#### [PROBLEM]
Retype the full set of records. Keep every character identical.

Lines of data

---+---

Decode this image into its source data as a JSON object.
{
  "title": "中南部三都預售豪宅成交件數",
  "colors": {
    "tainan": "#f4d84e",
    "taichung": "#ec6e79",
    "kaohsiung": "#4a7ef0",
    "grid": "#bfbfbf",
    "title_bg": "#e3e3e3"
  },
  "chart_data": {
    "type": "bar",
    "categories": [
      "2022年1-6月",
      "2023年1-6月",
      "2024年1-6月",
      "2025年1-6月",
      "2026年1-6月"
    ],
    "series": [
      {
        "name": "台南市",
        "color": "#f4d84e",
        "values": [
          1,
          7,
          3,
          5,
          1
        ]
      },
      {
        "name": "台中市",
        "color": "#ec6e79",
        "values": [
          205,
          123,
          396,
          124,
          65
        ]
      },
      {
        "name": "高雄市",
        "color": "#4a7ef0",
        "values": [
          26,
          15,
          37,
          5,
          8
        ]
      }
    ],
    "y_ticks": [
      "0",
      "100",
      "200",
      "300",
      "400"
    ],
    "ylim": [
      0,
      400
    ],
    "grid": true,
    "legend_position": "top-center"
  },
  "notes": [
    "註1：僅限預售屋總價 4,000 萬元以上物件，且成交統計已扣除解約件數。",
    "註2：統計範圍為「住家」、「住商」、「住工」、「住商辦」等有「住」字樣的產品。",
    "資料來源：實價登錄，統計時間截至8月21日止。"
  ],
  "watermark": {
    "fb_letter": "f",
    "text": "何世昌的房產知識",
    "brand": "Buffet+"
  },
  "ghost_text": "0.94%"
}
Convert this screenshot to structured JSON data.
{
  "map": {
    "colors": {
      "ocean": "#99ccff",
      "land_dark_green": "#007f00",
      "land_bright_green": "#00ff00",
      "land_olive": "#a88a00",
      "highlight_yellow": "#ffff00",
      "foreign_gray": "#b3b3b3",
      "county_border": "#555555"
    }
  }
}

---+---

#### [THE RESPONSE]
Decode this image into its source data as a JSON object.
{
  "title": "中南部三都預售豪宅成交件數",
  "colors": {
    "tainan": "#f4d84e",
    "taichung": "#ec6e79",
    "kaohsiung": "#4a7ef0",
    "grid": "#bfbfbf",
    "title_bg": "#e3e3e3"
  },
  "chart_data": {
    "type": "bar",
    "categories": [
      "2022年1-6月",
      "2023年1-6月",
      "2024年1-6月",
      "2025年1-6月",
      "2026年1-6月"
    ],
    "series": [
      {
        "name": "台南市",
        "color": "#f4d84e",
        "values": [
          1,
          7,
          3,
          5,
          1
        ]
      },
      {
        "name": "台中市",
        "color": "#ec6e79",
        "values": [
          205,
          123,
          396,
          124,
          65
        ]
      },
      {
        "name": "高雄市",
        "color": "#4a7ef0",
        "values": [
          26,
          15,
          37,
          5,
          8
        ]
      }
    ],
    "y_ticks": [
      "0",
      "100",
      "200",
      "300",
      "400"
    ],
    "ylim": [
      0,
      400
    ],
    "grid": true,
    "legend_position": "top-center"
  },
  "notes": [
    "註1：僅限預售屋總價 4,000 萬元以上物件，且成交統計已扣除解約件數。",
    "註2：統計範圍為「住家」、「住商」、「住工」、「住商辦」等有「住」字樣的產品。",
    "資料來源：實價登錄，統計時間截至8月21日止。"
  ],
  "watermark": {
    "fb_letter": "f",
    "text": "何世昌的房產知識",
    "brand": "Buffet+"
  },
  "ghost_text": "0.94%"
}
Convert this screenshot to structured JSON data.
{
  "map": {
    "colors": {
      "ocean": "#99ccff",
      "land_dark_green": "#007f00",
      "land_bright_green": "#00ff00",
      "land_olive": "#a88a00",
      "highlight_yellow": "#ffff00",
      "foreign_gray": "#b3b3b3",
      "county_border": "#555555"
    }
  }
}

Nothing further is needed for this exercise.